## Data shown
******************************

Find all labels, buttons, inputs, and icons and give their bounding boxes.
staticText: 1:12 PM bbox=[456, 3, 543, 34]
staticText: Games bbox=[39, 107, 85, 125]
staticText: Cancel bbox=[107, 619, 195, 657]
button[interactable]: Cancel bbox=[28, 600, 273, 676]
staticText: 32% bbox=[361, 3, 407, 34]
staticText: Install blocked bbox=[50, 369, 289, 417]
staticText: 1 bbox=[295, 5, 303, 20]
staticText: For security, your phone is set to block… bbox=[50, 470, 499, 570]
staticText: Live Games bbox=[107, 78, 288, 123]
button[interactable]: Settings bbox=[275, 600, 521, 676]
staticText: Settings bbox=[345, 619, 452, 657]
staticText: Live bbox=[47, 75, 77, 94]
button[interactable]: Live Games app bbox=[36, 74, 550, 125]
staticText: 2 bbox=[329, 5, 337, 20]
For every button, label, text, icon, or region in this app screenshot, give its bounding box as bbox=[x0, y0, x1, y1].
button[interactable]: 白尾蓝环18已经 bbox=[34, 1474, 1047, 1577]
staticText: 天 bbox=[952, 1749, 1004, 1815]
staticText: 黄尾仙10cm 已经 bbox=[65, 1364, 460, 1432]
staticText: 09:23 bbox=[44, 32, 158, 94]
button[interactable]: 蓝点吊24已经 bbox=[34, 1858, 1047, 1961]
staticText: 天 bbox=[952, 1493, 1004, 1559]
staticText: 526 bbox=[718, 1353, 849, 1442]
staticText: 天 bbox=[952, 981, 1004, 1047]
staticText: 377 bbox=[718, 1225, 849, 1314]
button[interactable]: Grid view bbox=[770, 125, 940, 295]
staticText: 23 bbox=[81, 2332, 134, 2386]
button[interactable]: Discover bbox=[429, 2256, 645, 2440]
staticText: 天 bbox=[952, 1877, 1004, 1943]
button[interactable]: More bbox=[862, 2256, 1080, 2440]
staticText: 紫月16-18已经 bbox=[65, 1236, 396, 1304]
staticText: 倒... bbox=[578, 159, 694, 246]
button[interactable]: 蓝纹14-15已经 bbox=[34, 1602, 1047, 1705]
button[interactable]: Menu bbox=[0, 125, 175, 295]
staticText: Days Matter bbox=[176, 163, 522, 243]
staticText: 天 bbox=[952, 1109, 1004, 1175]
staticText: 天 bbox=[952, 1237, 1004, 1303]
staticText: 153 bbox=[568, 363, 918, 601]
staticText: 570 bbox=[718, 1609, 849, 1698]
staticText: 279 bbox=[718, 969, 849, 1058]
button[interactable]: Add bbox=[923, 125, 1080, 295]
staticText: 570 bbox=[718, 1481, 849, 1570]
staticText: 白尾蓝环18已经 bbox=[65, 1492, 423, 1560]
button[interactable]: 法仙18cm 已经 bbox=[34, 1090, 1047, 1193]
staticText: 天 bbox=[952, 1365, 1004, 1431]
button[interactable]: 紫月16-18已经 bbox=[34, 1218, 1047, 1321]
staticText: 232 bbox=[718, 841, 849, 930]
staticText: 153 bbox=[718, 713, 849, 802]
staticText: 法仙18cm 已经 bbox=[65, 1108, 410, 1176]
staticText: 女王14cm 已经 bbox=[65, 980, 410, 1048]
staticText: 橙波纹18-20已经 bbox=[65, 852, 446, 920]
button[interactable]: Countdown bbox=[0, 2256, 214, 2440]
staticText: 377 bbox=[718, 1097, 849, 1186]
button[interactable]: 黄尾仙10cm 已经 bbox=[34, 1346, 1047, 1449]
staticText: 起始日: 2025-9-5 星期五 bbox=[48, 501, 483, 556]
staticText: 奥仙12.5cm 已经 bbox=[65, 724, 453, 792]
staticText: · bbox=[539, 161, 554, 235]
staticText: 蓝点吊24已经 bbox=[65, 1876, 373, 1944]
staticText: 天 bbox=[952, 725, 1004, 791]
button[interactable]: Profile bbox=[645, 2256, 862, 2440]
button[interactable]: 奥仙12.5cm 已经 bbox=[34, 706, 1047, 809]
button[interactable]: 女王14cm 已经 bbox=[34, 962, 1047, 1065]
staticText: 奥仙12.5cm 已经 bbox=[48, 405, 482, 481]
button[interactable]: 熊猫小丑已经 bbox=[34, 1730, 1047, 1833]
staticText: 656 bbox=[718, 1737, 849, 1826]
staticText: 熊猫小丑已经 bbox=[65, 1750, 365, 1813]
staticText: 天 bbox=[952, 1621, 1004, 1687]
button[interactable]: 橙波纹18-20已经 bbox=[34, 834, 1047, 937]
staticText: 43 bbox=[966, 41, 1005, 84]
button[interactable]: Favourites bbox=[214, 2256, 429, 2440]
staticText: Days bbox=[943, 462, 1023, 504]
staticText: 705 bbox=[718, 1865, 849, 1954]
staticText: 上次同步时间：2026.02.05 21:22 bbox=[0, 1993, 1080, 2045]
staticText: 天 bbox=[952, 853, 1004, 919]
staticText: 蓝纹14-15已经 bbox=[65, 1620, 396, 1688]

******************************

## Problem to work on
Repeat every row above word for word, keeping the lines in the same order.

## Task result
Find all labels, buttons, inputs, and icons and give their bounding boxes.
staticText: 1:12 PM bbox=[456, 3, 543, 34]
staticText: Games bbox=[39, 107, 85, 125]
staticText: Cancel bbox=[107, 619, 195, 657]
button[interactable]: Cancel bbox=[28, 600, 273, 676]
staticText: 32% bbox=[361, 3, 407, 34]
staticText: Install blocked bbox=[50, 369, 289, 417]
staticText: 1 bbox=[295, 5, 303, 20]
staticText: For security, your phone is set to block… bbox=[50, 470, 499, 570]
staticText: Live Games bbox=[107, 78, 288, 123]
button[interactable]: Settings bbox=[275, 600, 521, 676]
staticText: Settings bbox=[345, 619, 452, 657]
staticText: Live bbox=[47, 75, 77, 94]
button[interactable]: Live Games app bbox=[36, 74, 550, 125]
staticText: 2 bbox=[329, 5, 337, 20]
For every button, label, text, icon, or region in this app screenshot, give its bounding box as bbox=[x0, y0, x1, y1].
button[interactable]: 白尾蓝环18已经 bbox=[34, 1474, 1047, 1577]
staticText: 天 bbox=[952, 1749, 1004, 1815]
staticText: 黄尾仙10cm 已经 bbox=[65, 1364, 460, 1432]
staticText: 09:23 bbox=[44, 32, 158, 94]
button[interactable]: 蓝点吊24已经 bbox=[34, 1858, 1047, 1961]
staticText: 天 bbox=[952, 1493, 1004, 1559]
staticText: 526 bbox=[718, 1353, 849, 1442]
staticText: 天 bbox=[952, 981, 1004, 1047]
staticText: 377 bbox=[718, 1225, 849, 1314]
button[interactable]: Grid view bbox=[770, 125, 940, 295]
staticText: 23 bbox=[81, 2332, 134, 2386]
button[interactable]: Discover bbox=[429, 2256, 645, 2440]
staticText: 天 bbox=[952, 1877, 1004, 1943]
button[interactable]: More bbox=[862, 2256, 1080, 2440]
staticText: 紫月16-18已经 bbox=[65, 1236, 396, 1304]
staticText: 倒... bbox=[578, 159, 694, 246]
button[interactable]: 蓝纹14-15已经 bbox=[34, 1602, 1047, 1705]
button[interactable]: Menu bbox=[0, 125, 175, 295]
staticText: Days Matter bbox=[176, 163, 522, 243]
staticText: 天 bbox=[952, 1109, 1004, 1175]
staticText: 天 bbox=[952, 1237, 1004, 1303]
staticText: 153 bbox=[568, 363, 918, 601]
staticText: 570 bbox=[718, 1609, 849, 1698]
staticText: 279 bbox=[718, 969, 849, 1058]
button[interactable]: Add bbox=[923, 125, 1080, 295]
staticText: 570 bbox=[718, 1481, 849, 1570]
staticText: 白尾蓝环18已经 bbox=[65, 1492, 423, 1560]
button[interactable]: 法仙18cm 已经 bbox=[34, 1090, 1047, 1193]
staticText: 天 bbox=[952, 1365, 1004, 1431]
button[interactable]: 紫月16-18已经 bbox=[34, 1218, 1047, 1321]
staticText: 232 bbox=[718, 841, 849, 930]
staticText: 153 bbox=[718, 713, 849, 802]
staticText: 法仙18cm 已经 bbox=[65, 1108, 410, 1176]
staticText: 女王14cm 已经 bbox=[65, 980, 410, 1048]
staticText: 橙波纹18-20已经 bbox=[65, 852, 446, 920]
button[interactable]: Countdown bbox=[0, 2256, 214, 2440]
staticText: 377 bbox=[718, 1097, 849, 1186]
button[interactable]: 黄尾仙10cm 已经 bbox=[34, 1346, 1047, 1449]
staticText: 起始日: 2025-9-5 星期五 bbox=[48, 501, 483, 556]
staticText: 奥仙12.5cm 已经 bbox=[65, 724, 453, 792]
staticText: · bbox=[539, 161, 554, 235]
staticText: 蓝点吊24已经 bbox=[65, 1876, 373, 1944]
staticText: 天 bbox=[952, 725, 1004, 791]
button[interactable]: Profile bbox=[645, 2256, 862, 2440]
button[interactable]: 奥仙12.5cm 已经 bbox=[34, 706, 1047, 809]
button[interactable]: 女王14cm 已经 bbox=[34, 962, 1047, 1065]
staticText: 奥仙12.5cm 已经 bbox=[48, 405, 482, 481]
button[interactable]: 熊猫小丑已经 bbox=[34, 1730, 1047, 1833]
staticText: 656 bbox=[718, 1737, 849, 1826]
staticText: 熊猫小丑已经 bbox=[65, 1750, 365, 1813]
staticText: 天 bbox=[952, 1621, 1004, 1687]
button[interactable]: 橙波纹18-20已经 bbox=[34, 834, 1047, 937]
staticText: 43 bbox=[966, 41, 1005, 84]
button[interactable]: Favourites bbox=[214, 2256, 429, 2440]
staticText: Days bbox=[943, 462, 1023, 504]
staticText: 705 bbox=[718, 1865, 849, 1954]
staticText: 上次同步时间：2026.02.05 21:22 bbox=[0, 1993, 1080, 2045]
staticText: 天 bbox=[952, 853, 1004, 919]
staticText: 蓝纹14-15已经 bbox=[65, 1620, 396, 1688]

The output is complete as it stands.